▶ **Exercise objective**: Write out all lines holding the word "SDRAM".

Data records

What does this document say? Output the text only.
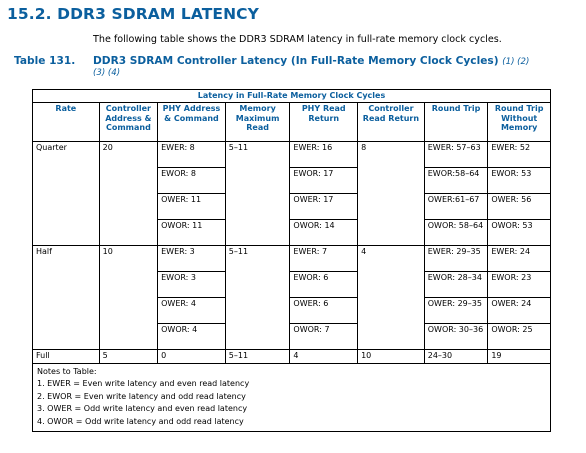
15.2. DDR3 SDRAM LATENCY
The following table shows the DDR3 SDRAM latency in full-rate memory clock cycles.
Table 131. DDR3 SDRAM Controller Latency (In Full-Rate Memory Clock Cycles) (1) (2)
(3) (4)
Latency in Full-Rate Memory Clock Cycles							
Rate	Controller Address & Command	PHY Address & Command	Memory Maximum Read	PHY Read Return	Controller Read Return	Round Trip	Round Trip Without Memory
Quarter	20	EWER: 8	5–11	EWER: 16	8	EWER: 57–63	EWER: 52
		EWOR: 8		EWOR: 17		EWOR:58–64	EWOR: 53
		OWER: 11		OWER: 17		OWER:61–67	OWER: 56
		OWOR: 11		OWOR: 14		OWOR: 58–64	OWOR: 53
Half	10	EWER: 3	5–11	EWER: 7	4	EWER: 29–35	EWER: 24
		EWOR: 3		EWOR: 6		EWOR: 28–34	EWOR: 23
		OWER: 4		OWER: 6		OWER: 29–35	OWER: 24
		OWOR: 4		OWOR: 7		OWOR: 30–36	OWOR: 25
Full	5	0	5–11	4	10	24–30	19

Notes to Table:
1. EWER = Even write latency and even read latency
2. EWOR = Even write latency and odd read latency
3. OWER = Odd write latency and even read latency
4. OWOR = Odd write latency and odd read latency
* * *
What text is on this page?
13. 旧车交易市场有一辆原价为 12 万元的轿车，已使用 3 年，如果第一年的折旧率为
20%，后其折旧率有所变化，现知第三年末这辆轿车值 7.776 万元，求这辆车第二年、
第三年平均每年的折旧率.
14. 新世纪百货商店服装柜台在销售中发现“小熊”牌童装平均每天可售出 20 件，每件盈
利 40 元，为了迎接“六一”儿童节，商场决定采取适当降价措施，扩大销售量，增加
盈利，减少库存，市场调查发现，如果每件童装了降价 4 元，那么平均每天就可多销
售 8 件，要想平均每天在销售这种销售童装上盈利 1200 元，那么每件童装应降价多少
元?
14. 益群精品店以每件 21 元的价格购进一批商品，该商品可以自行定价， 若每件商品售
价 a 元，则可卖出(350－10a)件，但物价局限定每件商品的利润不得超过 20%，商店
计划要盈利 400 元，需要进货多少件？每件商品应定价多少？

▶ **Reply to the exercise**:
15.2. DDR3 SDRAM LATENCY
The following table shows the DDR3 SDRAM latency in full-rate memory clock cycles.
Table 131. DDR3 SDRAM Controller Latency (In Full-Rate Memory Clock Cycles) (1) (2)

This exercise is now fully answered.